EXERCISE PROMPT:
Filter the entries and keep only the lines where the string "CERC" appears.

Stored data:
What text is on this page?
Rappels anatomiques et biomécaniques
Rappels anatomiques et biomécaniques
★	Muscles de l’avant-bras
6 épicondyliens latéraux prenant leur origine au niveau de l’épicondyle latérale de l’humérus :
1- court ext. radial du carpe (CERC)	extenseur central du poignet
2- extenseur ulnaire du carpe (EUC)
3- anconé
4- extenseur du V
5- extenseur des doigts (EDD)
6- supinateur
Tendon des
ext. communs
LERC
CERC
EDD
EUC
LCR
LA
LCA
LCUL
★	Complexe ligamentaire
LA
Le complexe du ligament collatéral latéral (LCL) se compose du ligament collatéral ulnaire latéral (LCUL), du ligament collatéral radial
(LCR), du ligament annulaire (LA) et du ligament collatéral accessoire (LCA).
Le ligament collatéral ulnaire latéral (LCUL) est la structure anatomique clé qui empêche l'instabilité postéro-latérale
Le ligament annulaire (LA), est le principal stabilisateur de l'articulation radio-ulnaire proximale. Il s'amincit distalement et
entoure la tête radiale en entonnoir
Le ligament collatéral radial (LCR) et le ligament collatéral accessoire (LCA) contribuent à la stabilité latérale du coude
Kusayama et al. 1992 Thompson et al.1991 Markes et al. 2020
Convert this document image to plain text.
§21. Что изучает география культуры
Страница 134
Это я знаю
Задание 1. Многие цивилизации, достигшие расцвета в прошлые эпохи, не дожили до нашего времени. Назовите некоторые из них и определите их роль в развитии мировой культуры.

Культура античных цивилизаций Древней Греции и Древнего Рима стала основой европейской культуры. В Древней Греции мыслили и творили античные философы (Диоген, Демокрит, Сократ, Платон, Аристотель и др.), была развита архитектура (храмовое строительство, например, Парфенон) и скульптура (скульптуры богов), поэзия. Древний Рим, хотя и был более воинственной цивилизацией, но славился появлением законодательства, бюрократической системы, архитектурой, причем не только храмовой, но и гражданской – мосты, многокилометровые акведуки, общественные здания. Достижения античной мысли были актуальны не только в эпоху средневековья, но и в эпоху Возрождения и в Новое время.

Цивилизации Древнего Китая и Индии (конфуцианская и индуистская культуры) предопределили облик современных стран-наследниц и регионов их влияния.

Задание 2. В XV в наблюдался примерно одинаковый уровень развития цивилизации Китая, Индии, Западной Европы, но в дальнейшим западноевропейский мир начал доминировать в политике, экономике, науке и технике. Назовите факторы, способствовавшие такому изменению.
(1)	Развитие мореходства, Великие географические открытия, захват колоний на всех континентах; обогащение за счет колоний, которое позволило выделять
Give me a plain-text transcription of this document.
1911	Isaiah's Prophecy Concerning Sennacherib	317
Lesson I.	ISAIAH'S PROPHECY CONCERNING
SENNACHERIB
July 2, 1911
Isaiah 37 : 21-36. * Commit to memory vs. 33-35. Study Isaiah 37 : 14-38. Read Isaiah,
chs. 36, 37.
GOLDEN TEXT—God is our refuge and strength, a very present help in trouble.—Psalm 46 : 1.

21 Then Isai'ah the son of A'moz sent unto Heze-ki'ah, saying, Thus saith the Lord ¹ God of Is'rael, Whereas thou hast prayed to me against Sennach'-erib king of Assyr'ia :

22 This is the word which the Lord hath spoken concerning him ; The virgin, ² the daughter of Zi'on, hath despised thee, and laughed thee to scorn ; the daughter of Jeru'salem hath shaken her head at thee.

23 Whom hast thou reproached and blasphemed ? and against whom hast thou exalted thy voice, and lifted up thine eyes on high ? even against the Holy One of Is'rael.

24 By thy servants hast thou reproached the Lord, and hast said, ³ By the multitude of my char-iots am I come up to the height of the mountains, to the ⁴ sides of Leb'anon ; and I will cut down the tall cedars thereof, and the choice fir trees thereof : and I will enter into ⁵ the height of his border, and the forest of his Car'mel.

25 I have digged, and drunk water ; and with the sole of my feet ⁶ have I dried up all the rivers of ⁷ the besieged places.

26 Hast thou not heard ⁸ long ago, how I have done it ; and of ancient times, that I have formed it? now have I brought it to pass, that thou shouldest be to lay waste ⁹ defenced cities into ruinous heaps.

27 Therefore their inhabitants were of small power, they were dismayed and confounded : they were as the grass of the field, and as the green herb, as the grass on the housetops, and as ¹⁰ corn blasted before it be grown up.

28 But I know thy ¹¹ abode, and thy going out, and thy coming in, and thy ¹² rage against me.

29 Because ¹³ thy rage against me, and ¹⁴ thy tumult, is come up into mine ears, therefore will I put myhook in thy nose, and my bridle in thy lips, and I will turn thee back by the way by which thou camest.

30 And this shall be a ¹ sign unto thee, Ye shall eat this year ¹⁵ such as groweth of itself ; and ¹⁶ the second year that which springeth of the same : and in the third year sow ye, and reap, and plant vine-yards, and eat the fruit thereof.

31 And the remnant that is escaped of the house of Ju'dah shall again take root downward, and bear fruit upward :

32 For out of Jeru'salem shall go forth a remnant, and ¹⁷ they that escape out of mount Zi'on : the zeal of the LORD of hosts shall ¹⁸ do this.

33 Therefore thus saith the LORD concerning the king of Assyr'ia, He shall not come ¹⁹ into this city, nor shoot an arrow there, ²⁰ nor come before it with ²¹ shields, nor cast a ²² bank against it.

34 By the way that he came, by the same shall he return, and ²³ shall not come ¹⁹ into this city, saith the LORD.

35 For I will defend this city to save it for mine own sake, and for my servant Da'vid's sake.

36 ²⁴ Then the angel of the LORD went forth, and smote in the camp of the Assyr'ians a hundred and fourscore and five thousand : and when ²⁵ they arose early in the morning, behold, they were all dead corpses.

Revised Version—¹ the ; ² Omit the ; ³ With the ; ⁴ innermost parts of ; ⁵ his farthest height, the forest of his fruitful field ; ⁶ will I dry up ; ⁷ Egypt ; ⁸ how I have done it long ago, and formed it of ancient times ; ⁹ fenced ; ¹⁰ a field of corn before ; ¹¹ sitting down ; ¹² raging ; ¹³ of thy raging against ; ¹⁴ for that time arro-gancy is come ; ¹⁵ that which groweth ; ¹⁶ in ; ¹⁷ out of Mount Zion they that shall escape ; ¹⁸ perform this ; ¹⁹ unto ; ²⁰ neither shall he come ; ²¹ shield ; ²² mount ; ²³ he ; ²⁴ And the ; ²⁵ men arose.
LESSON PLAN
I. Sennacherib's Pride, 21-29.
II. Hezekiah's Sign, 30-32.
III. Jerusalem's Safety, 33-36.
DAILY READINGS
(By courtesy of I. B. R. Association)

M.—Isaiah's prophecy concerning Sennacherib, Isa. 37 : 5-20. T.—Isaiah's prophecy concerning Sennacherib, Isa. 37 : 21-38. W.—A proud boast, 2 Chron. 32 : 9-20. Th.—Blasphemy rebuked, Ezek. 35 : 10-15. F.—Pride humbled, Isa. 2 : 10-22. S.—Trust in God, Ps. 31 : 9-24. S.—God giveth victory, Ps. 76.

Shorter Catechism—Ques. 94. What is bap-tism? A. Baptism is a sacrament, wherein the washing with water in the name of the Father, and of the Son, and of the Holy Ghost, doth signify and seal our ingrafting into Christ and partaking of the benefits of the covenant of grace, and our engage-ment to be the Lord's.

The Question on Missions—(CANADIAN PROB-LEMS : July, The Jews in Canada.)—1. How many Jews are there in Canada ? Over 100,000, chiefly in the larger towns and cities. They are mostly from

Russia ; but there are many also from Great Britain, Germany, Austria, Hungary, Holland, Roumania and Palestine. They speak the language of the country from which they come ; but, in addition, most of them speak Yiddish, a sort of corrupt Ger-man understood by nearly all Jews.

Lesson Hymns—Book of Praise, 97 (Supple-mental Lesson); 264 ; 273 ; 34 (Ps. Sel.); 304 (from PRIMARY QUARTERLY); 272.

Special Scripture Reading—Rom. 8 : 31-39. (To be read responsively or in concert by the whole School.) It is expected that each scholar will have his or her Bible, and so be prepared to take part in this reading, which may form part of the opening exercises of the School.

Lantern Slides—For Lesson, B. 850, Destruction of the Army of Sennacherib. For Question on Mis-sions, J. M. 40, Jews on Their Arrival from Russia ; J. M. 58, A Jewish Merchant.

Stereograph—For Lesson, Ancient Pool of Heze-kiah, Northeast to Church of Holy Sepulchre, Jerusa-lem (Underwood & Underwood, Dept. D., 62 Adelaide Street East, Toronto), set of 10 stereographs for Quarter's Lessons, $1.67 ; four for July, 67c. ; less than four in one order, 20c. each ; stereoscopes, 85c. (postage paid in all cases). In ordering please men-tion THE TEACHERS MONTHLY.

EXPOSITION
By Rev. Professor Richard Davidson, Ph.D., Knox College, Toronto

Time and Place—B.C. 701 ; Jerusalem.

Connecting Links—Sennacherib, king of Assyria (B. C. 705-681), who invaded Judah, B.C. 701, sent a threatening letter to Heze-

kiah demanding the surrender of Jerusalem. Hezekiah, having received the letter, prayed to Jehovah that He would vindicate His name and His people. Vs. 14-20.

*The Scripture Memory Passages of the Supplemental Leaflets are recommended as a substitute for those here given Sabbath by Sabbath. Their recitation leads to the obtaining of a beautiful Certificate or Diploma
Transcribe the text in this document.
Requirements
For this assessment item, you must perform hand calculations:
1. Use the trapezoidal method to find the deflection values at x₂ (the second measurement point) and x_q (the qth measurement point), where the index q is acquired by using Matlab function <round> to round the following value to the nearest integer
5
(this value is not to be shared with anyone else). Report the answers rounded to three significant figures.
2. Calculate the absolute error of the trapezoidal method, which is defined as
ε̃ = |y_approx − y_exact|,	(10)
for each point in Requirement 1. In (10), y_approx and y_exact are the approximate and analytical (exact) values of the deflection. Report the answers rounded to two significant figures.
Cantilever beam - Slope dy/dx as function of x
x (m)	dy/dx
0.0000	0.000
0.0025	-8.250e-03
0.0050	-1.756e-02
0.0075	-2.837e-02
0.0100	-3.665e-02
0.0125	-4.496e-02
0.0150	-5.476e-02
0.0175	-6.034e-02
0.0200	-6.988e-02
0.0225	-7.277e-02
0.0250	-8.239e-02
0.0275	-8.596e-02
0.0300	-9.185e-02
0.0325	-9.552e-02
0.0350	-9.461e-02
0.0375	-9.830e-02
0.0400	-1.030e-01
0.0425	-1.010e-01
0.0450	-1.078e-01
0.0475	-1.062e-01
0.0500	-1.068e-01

PROBLEM SOLUTION:
1- court ext. radial du carpe (CERC)	extenseur central du poignet
CERC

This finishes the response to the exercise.